# START OF DATA EXTRACT
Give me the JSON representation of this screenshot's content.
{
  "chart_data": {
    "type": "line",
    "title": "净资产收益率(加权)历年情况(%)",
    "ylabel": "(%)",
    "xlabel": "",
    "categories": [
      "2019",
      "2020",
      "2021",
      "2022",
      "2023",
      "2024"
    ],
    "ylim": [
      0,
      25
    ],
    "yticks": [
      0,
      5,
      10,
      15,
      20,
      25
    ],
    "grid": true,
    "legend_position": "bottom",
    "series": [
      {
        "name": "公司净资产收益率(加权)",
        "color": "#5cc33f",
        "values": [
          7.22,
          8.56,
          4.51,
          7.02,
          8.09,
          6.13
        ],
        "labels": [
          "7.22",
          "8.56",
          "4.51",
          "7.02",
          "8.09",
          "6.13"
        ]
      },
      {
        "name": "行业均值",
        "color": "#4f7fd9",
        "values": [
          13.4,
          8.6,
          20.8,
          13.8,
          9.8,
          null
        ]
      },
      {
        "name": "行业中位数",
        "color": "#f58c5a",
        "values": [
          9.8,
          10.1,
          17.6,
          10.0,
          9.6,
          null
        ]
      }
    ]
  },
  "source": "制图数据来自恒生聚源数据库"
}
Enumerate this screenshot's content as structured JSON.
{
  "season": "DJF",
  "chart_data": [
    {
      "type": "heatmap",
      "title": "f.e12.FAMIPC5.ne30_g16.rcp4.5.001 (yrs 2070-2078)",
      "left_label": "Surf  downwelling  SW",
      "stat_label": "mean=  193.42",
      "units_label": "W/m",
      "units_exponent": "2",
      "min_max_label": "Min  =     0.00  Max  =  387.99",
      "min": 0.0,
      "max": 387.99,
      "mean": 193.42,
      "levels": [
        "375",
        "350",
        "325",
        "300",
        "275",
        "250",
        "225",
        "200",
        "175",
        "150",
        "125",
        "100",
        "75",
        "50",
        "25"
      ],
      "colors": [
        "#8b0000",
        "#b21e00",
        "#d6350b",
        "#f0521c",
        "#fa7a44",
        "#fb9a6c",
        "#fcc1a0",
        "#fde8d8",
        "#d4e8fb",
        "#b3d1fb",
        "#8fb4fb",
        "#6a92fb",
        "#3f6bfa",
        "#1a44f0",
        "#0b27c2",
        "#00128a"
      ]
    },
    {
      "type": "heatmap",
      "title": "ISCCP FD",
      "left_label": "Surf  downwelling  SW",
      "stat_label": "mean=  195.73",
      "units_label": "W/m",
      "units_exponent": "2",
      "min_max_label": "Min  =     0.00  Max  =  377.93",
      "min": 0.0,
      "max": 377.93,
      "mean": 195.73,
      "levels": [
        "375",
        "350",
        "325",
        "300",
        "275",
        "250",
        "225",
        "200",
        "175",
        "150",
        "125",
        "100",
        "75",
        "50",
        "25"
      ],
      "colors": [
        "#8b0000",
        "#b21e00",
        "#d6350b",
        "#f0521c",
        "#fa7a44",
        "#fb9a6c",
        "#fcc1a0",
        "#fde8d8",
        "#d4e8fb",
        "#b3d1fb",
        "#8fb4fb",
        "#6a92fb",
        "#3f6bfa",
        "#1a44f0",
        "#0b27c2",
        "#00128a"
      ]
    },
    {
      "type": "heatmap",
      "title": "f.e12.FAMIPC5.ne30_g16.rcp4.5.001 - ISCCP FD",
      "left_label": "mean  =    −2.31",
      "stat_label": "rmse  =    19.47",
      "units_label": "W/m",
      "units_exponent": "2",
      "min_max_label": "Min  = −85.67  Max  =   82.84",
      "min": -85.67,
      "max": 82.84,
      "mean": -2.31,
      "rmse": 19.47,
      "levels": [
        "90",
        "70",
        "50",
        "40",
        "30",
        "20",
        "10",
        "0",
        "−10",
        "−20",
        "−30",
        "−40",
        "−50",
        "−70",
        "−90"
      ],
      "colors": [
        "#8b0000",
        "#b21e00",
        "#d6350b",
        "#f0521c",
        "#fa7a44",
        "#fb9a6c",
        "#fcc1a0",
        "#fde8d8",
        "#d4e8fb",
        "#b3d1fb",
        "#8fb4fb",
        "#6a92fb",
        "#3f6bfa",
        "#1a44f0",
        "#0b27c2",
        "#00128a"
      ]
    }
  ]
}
# END OF DATA EXTRACT
• [EXERCISE BRIEF]: From the material above, gather all lines that include the string "content" and copy them.

• [EXERCISE SOLUTION]:
Give me the JSON representation of this screenshot's content.
Enumerate this screenshot's content as structured JSON.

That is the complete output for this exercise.